» **Exercise instructions**
Look through the data below, and copy each line that carries the word "소해면상뇌증".
------------------------------
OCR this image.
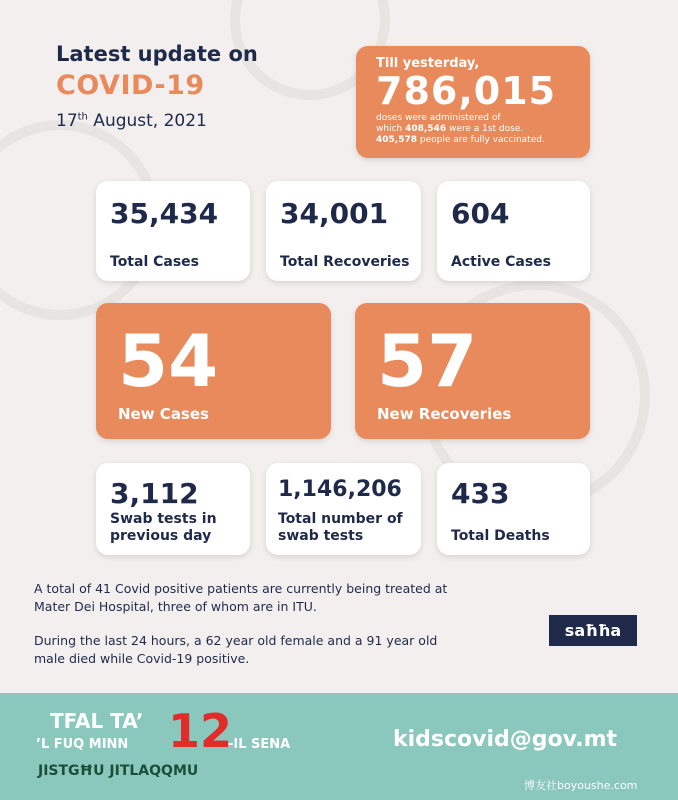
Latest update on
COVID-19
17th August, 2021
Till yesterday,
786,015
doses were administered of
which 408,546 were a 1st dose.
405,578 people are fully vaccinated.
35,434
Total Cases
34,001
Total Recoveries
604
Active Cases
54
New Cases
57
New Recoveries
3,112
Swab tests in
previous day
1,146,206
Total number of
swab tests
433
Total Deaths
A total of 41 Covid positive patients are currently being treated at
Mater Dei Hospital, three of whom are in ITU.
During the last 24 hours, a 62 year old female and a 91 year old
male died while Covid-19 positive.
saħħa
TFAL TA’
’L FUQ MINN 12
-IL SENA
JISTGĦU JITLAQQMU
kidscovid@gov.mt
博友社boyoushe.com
------------------------------
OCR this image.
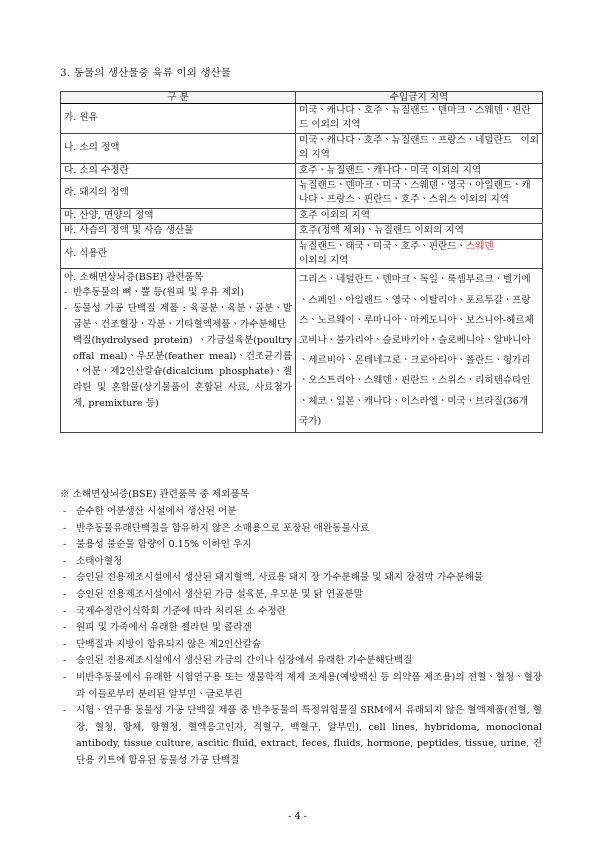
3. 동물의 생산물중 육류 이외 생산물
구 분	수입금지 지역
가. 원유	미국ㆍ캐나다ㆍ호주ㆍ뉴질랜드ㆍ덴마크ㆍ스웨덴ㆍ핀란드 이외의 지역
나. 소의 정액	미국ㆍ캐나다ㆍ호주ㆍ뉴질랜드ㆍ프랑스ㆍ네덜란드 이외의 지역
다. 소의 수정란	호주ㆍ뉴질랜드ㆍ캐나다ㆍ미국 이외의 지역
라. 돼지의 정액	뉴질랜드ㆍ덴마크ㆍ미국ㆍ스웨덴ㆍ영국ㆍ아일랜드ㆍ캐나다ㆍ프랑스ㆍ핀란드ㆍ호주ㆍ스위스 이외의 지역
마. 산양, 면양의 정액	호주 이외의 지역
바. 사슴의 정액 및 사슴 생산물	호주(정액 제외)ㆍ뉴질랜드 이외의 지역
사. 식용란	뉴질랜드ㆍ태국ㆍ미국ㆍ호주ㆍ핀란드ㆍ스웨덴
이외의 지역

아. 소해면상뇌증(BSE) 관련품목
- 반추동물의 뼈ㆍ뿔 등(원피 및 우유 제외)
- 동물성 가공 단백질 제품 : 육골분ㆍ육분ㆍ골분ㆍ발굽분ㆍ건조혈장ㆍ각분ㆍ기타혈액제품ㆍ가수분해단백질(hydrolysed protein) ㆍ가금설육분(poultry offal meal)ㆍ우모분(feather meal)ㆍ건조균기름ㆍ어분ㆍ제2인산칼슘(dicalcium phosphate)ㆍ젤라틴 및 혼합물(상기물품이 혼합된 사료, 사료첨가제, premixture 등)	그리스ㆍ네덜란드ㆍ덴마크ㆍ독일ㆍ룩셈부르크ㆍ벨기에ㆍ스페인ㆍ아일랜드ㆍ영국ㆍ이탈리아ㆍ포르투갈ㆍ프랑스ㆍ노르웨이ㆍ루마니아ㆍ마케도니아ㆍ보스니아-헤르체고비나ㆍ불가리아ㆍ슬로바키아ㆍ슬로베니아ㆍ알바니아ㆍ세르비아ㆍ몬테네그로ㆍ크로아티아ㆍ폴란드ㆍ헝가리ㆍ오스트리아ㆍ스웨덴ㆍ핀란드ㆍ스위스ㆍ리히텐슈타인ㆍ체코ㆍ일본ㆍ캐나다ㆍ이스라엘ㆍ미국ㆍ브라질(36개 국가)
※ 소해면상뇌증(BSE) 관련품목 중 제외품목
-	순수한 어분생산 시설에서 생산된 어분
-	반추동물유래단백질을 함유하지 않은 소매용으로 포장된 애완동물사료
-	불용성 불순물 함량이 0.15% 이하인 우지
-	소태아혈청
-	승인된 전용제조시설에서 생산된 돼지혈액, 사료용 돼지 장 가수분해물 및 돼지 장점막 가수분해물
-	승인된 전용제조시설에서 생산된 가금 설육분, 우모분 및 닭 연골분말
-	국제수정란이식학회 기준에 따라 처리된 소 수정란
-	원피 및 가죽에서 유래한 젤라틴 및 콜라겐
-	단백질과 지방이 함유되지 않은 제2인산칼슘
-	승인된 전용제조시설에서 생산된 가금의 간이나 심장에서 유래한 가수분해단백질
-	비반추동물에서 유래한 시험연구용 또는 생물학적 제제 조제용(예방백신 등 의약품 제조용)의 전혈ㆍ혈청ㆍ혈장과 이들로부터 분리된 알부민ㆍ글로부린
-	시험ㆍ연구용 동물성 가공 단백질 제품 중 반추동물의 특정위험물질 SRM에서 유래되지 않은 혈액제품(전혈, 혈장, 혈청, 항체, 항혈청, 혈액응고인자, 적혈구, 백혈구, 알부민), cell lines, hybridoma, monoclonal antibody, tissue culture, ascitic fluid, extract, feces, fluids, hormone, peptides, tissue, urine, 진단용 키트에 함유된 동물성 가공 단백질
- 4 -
------------------------------
» **Answer for the task**
아. 소해면상뇌증(BSE) 관련품목
※ 소해면상뇌증(BSE) 관련품목 중 제외품목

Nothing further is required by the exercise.